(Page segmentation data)
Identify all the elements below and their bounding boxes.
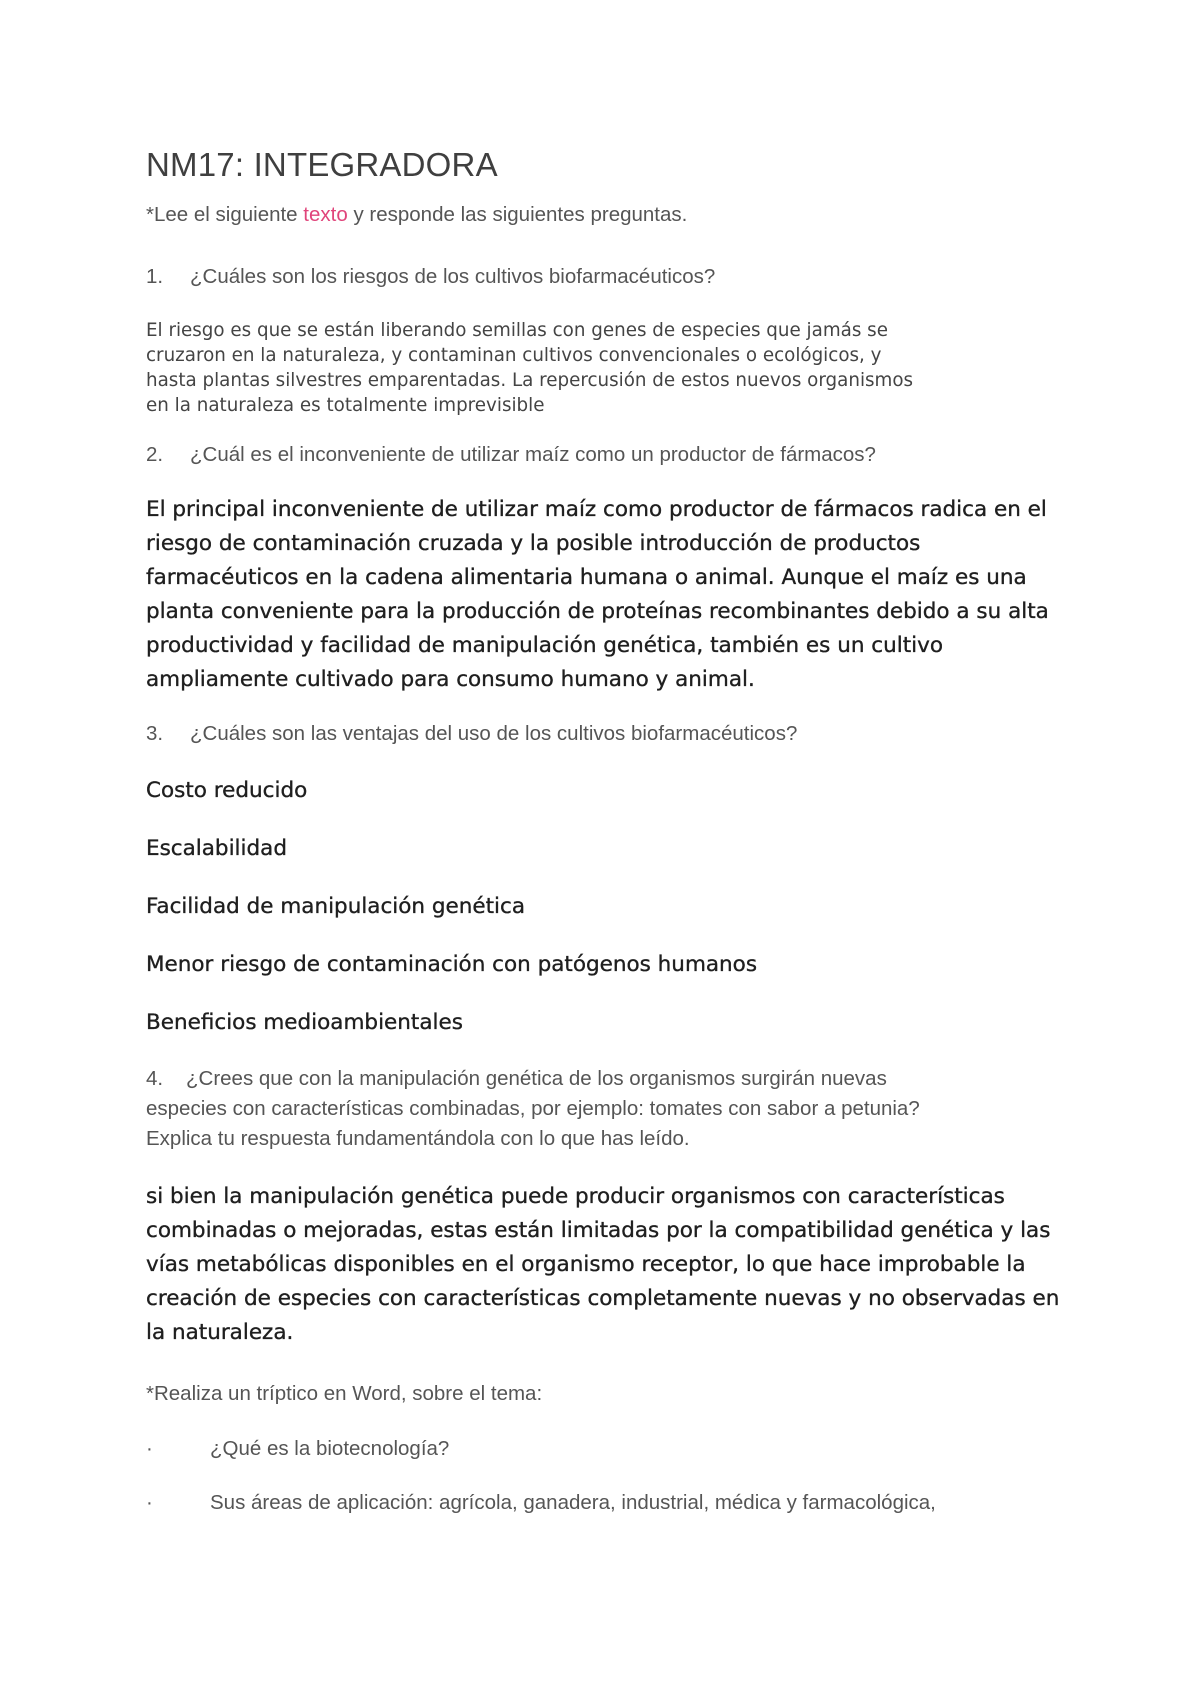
answer-2-line: productividad y facilidad de manipulación genética, también es un cultivo [146,633,943,658]
question-1-text: ¿Cuáles son los riesgos de los cultivos biofarmacéuticos? [190,265,716,288]
question-1-number: 1. [146,265,164,288]
answer-1-line: El riesgo es que se están liberando semillas con genes de especies que jamás se [146,320,888,341]
answer-2-line: riesgo de contaminación cruzada y la posible introducción de productos [146,531,921,556]
task-bullet-text: Sus áreas de aplicación: agrícola, ganadera, industrial, médica y farmacológica, [210,1491,936,1514]
question-4-line: Explica tu respuesta fundamentándola con lo que has leído. [146,1127,690,1150]
question-1 [146,265,715,289]
question-4 [146,1064,920,1154]
question-2-text: ¿Cuál es el inconveniente de utilizar maíz como un productor de fármacos? [190,443,876,466]
task-instruction: *Realiza un tríptico en Word, sobre el tema: [146,1382,543,1405]
answer-1-line: en la naturaleza es totalmente imprevisible [146,395,545,416]
instruction-after: y responde las siguientes preguntas. [347,203,688,226]
page-title: NM17: INTEGRADORA [146,146,498,183]
bullet-dot-icon: · [146,1437,153,1460]
question-4-line: especies con características combinadas, por ejemplo: tomates con sabor a petunia? [146,1097,920,1120]
question-4-number: 4. [146,1067,164,1090]
bullet-dot-icon: · [146,1491,153,1514]
answer-2 [146,493,1049,697]
question-3 [146,722,797,746]
answer-3-item: Beneficios medioambientales [146,1010,463,1035]
task-bullet [146,1491,936,1515]
instruction [146,203,687,227]
answer-3-item: Escalabilidad [146,836,287,861]
answer-3-item: Facilidad de manipulación genética [146,894,526,919]
answer-4-line: vías metabólicas disponibles en el organismo receptor, lo que hace improbable la [146,1252,1026,1277]
task-bullet [146,1437,449,1461]
answer-2-line: farmacéuticos en la cadena alimentaria humana o animal. Aunque el maíz es una [146,565,1027,590]
question-2 [146,443,876,467]
answer-1-line: cruzaron en la naturaleza, y contaminan cultivos convencionales o ecológicos, y [146,345,882,366]
answer-4-line: si bien la manipulación genética puede producir organismos con características [146,1184,1005,1209]
answer-3-item: Costo reducido [146,778,308,803]
answer-4-line: combinadas o mejoradas, estas están limitadas por la compatibilidad genética y las [146,1218,1051,1243]
texto-link[interactable]: texto [303,203,348,226]
task-bullet-text: ¿Qué es la biotecnología? [210,1437,450,1460]
answer-4-line: creación de especies con características completamente nuevas y no observadas en [146,1286,1060,1311]
answer-4 [146,1180,1059,1350]
question-3-text: ¿Cuáles son las ventajas del uso de los cultivos biofarmacéuticos? [190,722,798,745]
answer-2-line: planta conveniente para la producción de proteínas recombinantes debido a su alta [146,599,1049,624]
question-4-line: ¿Crees que con la manipulación genética de los organismos surgirán nuevas [186,1067,887,1090]
answer-4-line: la naturaleza. [146,1320,294,1345]
instruction-before: *Lee el siguiente [146,203,304,226]
question-3-number: 3. [146,722,164,745]
answer-2-line: El principal inconveniente de utilizar maíz como productor de fármacos radica en el [146,497,1047,522]
answer-1-line: hasta plantas silvestres emparentadas. La repercusión de estos nuevos organismos [146,370,914,391]
answer-2-line: ampliamente cultivado para consumo humano y animal. [146,667,755,692]
answer-1 [146,318,913,418]
answer-3-item: Menor riesgo de contaminación con patógenos humanos [146,952,758,977]
question-2-number: 2. [146,443,164,466]
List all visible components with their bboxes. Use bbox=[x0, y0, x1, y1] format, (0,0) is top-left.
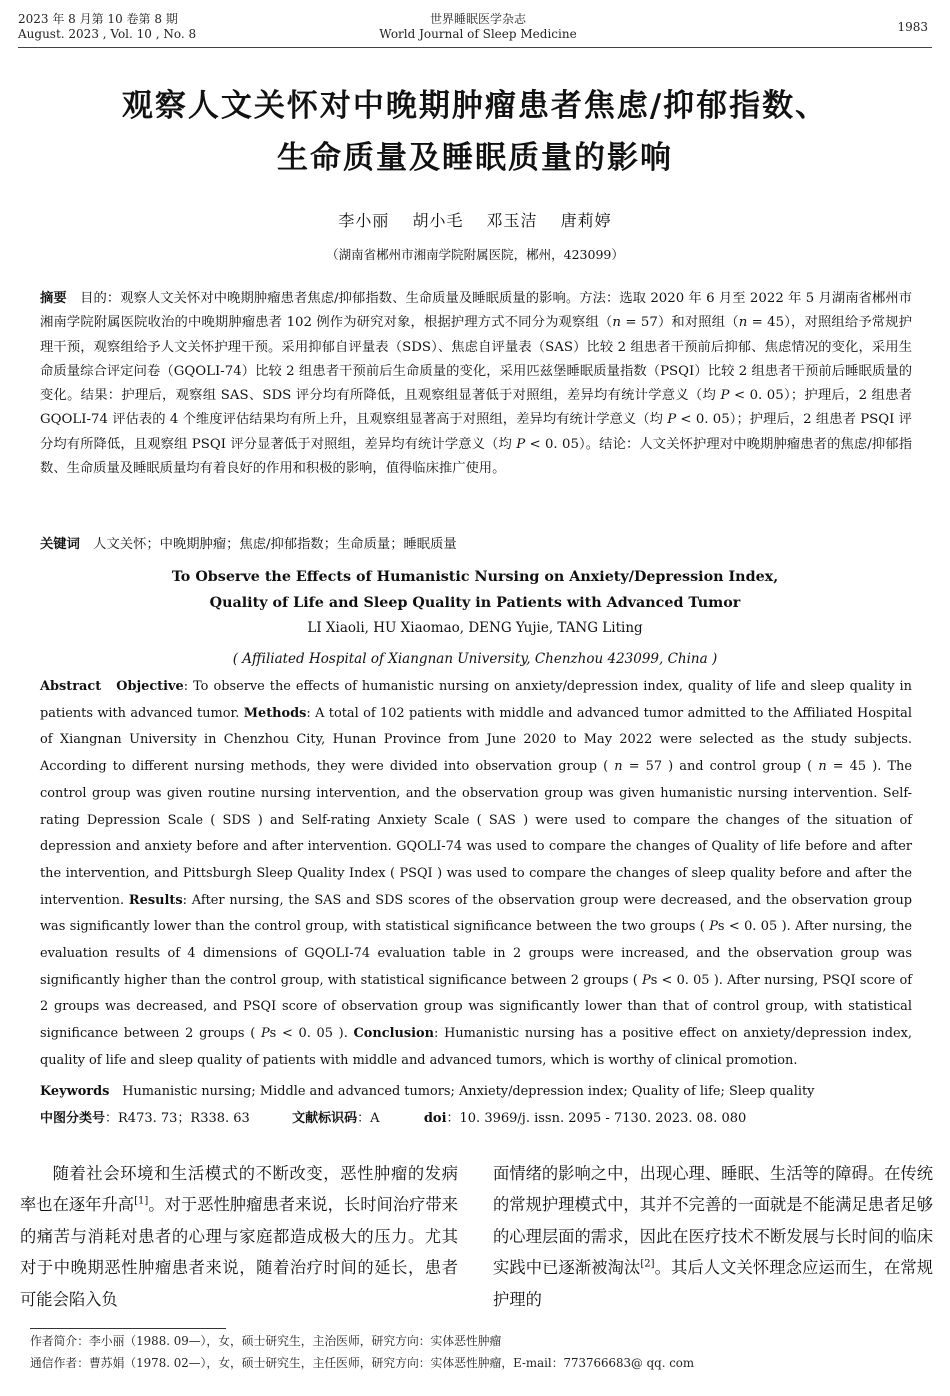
abstract-cn-label: 摘要 bbox=[40, 291, 67, 306]
authors-cn: 李小丽 胡小毛 邓玉洁 唐莉婷 bbox=[338, 211, 612, 230]
page-number: 1983 bbox=[897, 20, 928, 34]
journal-name bbox=[0, 12, 950, 42]
abstract-en: Abstract Objective: To observe the effects of humanistic nursing on anxiety/depression index, quality of life and sleep quality in patients with advanced tumor. Methods: A total of 102 patients with middle and advanced tumor admitted to the Affiliated Hospital of Xiangnan University in Chenzhou City, Hunan Province from June 2020 to May 2022 were selected as the study subjects. According to different nursing methods, they were divided into observation group ( n = 57 ) and control group ( n = 45 ). The control group was given routine nursing intervention, and the observation group was given humanistic nursing intervention. Self-rating Depression Scale ( SDS ) and Self-rating Anxiety Scale ( SAS ) were used to compare the changes of the situation of depression and anxiety before and after intervention. GQOLI-74 was used to compare the changes of Quality of life before and after the intervention, and Pittsburgh Sleep Quality Index ( PSQI ) was used to compare the changes of sleep quality before and after the intervention. Results: After nursing, the SAS and SDS scores of the observation group were decreased, and the observation group was significantly lower than the control group, with statistical significance between the two groups ( Ps < 0. 05 ). After nursing, the evaluation results of 4 dimensions of GQOLI-74 evaluation table in 2 groups were increased, and the observation group was significantly higher than the control group, with statistical significance between 2 groups ( Ps < 0. 05 ). After nursing, PSQI score of 2 groups was decreased, and PSQI score of observation group was significantly lower than that of control group, with statistical significance between 2 groups ( Ps < 0. 05 ). Conclusion: Humanistic nursing has a positive effect on anxiety/depression index, quality of life and sleep quality of patients with middle and advanced tumors, which is worthy of clinical promotion. bbox=[40, 679, 913, 1068]
ref-1: [1] bbox=[134, 1195, 149, 1207]
author-intro: 作者简介：李小丽（1988. 09—），女，硕士研究生，主治医师，研究方向：实体恶性肿瘤 bbox=[30, 1334, 502, 1348]
abstract-cn: 摘要 目的：观察人文关怀对中晚期肿瘤患者焦虑/抑郁指数、生命质量及睡眠质量的影响。方法：选取 2020 年 6 月至 2022 年 5 月湖南省郴州市湘南学院附属医院收治的中晚期肿瘤患者 102 例作为研究对象，根据护理方式不同分为观察组（n = 57）和对照组（n = 45），对照组给予常规护理干预，观察组给予人文关怀护理干预。采用抑郁自评量表（SDS）、焦虑自评量表（SAS）比较 2 组患者干预前后抑郁、焦虑情况的变化，采用生命质量综合评定问卷（GQOLI-74）比较 2 组患者干预前后生命质量的变化，采用匹兹堡睡眠质量指数（PSQI）比较 2 组患者干预前后睡眠质量的变化。结果：护理后，观察组 SAS、SDS 评分均有所降低，且观察组显著低于对照组，差异均有统计学意义（均 P < 0. 05）；护理后，2 组患者 GQOLI-74 评估表的 4 个维度评估结果均有所上升，且观察组显著高于对照组，差异均有统计学意义（均 P < 0. 05）；护理后，2 组患者 PSQI 评分均有所降低，且观察组 PSQI 评分显著低于对照组，差异均有统计学意义（均 P < 0. 05）。结论：人文关怀护理对中晚期肿瘤患者的焦虑/抑郁指数、生命质量及睡眠质量均有着良好的作用和积极的影响，值得临床推广使用。 bbox=[40, 291, 913, 477]
header-rule bbox=[18, 47, 932, 48]
doi-label: doi bbox=[423, 1111, 447, 1126]
title-en bbox=[0, 564, 950, 616]
affiliation-en: ( Affiliated Hospital of Xiangnan University, Chenzhou 423099, China ) bbox=[232, 651, 718, 667]
keywords-en-label: Keywords bbox=[40, 1084, 110, 1099]
ref-2: [2] bbox=[640, 1258, 655, 1270]
affiliation-cn: （湖南省郴州市湘南学院附属医院，郴州，423099） bbox=[326, 247, 624, 262]
issue-cn: 2023 年 8 月第 10 卷第 8 期 bbox=[18, 12, 178, 26]
footnote-rule bbox=[30, 1328, 226, 1329]
body-column-right: 面情绪的影响之中，出现心理、睡眠、生活等的障碍。在传统的常规护理模式中，其并不完善的一面就是不能满足患者足够的心理层面的需求，因此在医疗技术不断发展与长时间的临床实践中已逐渐被淘汰[2]。其后人文关怀理念应运而生，在常规护理的 bbox=[493, 1164, 933, 1309]
issue-en: August. 2023 , Vol. 10 , No. 8 bbox=[18, 27, 197, 41]
doi-value: ：10. 3969/j. issn. 2095 - 7130. 2023. 08. 080 bbox=[446, 1111, 747, 1126]
classification-line bbox=[40, 1108, 912, 1130]
clc-value: ：R473. 73；R338. 63 bbox=[105, 1111, 250, 1126]
keywords-cn-label: 关键词 bbox=[40, 537, 80, 552]
doc-code-value: ：A bbox=[357, 1111, 380, 1126]
clc-label: 中图分类号 bbox=[40, 1111, 106, 1126]
keywords-en: Keywords Humanistic nursing; Middle and advanced tumors; Anxiety/depression index; Quality of life; Sleep quality bbox=[40, 1084, 815, 1099]
title-en-line2: Quality of Life and Sleep Quality in Patients with Advanced Tumor bbox=[209, 595, 741, 611]
journal-cn: 世界睡眠医学杂志 bbox=[429, 12, 526, 26]
title-cn-line2: 生命质量及睡眠质量的影响 bbox=[277, 140, 673, 176]
authors-en: LI Xiaoli, HU Xiaomao, DENG Yujie, TANG Liting bbox=[307, 620, 643, 636]
keywords-cn: 关键词 人文关怀；中晚期肿瘤；焦虑/抑郁指数；生命质量；睡眠质量 bbox=[40, 537, 457, 552]
footnotes bbox=[30, 1330, 930, 1374]
title-en-line1: To Observe the Effects of Humanistic Nursing on Anxiety/Depression Index, bbox=[171, 569, 779, 585]
journal-en: World Journal of Sleep Medicine bbox=[379, 27, 577, 41]
doc-code-label: 文献标识码 bbox=[292, 1111, 358, 1126]
corresponding-author: 通信作者：曹苏娟（1978. 02—），女，硕士研究生，主任医师，研究方向：实体恶性肿瘤，E-mail：773766683@ qq. com bbox=[30, 1356, 695, 1370]
body-column-left: 随着社会环境和生活模式的不断改变，恶性肿瘤的发病率也在逐年升高[1]。对于恶性肿瘤患者来说，长时间治疗带来的痛苦与消耗对患者的心理与家庭都造成极大的压力。尤其对于中晚期恶性肿瘤患者来说，随着治疗时间的延长，患者可能会陷入负 bbox=[20, 1164, 458, 1309]
abstract-en-label: Abstract bbox=[40, 679, 102, 694]
title-cn-line1: 观察人文关怀对中晚期肿瘤患者焦虑/抑郁指数、 bbox=[121, 88, 829, 124]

TASK INSTRUCTIONS - How many lines in the records hold the string "journal"? Reply with the number only.

ANSWER FOR THE TASK - 3